* _What is expected_
Check each line of the entries below for the string "quark"; copy every line where it appears.

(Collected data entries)
## BEGIN

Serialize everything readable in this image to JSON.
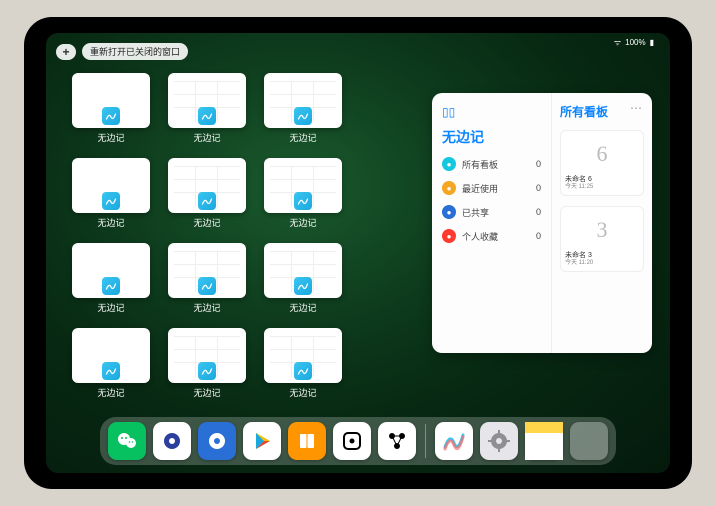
{
  "status": {
    "battery": "100%",
    "wifi": "●"
  },
  "topbar": {
    "plus": "+",
    "reopen_label": "重新打开已关闭的窗口"
  },
  "thumbs": [
    {
      "label": "无边记",
      "variant": "blank"
    },
    {
      "label": "无边记",
      "variant": "grid"
    },
    {
      "label": "无边记",
      "variant": "grid"
    },
    {
      "label": "无边记",
      "variant": "blank"
    },
    {
      "label": "无边记",
      "variant": "grid"
    },
    {
      "label": "无边记",
      "variant": "grid"
    },
    {
      "label": "无边记",
      "variant": "blank"
    },
    {
      "label": "无边记",
      "variant": "grid"
    },
    {
      "label": "无边记",
      "variant": "grid"
    },
    {
      "label": "无边记",
      "variant": "blank"
    },
    {
      "label": "无边记",
      "variant": "grid"
    },
    {
      "label": "无边记",
      "variant": "grid"
    }
  ],
  "panel": {
    "left_title": "无边记",
    "categories": [
      {
        "label": "所有看板",
        "count": "0",
        "color": "#16c7e0"
      },
      {
        "label": "最近使用",
        "count": "0",
        "color": "#f5a623"
      },
      {
        "label": "已共享",
        "count": "0",
        "color": "#2a6fd6"
      },
      {
        "label": "个人收藏",
        "count": "0",
        "color": "#ff3b30"
      }
    ],
    "right_title": "所有看板",
    "boards": [
      {
        "sketch": "6",
        "name": "未命名 6",
        "time": "今天 11:25"
      },
      {
        "sketch": "3",
        "name": "未命名 3",
        "time": "今天 11:20"
      }
    ]
  },
  "dock": {
    "apps": [
      {
        "name": "wechat",
        "bg": "#07c160",
        "glyph": "wechat"
      },
      {
        "name": "quark-hd",
        "bg": "#ffffff",
        "glyph": "quark-blue"
      },
      {
        "name": "quark",
        "bg": "#2a6fd6",
        "glyph": "quark-white"
      },
      {
        "name": "play",
        "bg": "#ffffff",
        "glyph": "play"
      },
      {
        "name": "books",
        "bg": "#ff9500",
        "glyph": "books"
      },
      {
        "name": "dice",
        "bg": "#ffffff",
        "glyph": "dice"
      },
      {
        "name": "connect",
        "bg": "#ffffff",
        "glyph": "connect"
      }
    ],
    "recent": [
      {
        "name": "freeform",
        "bg": "#ffffff",
        "glyph": "freeform"
      },
      {
        "name": "settings",
        "bg": "#e5e5ea",
        "glyph": "gear"
      },
      {
        "name": "notes",
        "bg": "#ffffff",
        "glyph": "notes"
      }
    ],
    "folder": {
      "cells": [
        "#3ac5f0",
        "#ff6b6b",
        "#4cd964",
        "#1a8cff"
      ]
    }
  }
}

## END

* _Problem solution_
        "name": "quark-hd",
        "glyph": "quark-blue"
        "name": "quark",
        "glyph": "quark-white"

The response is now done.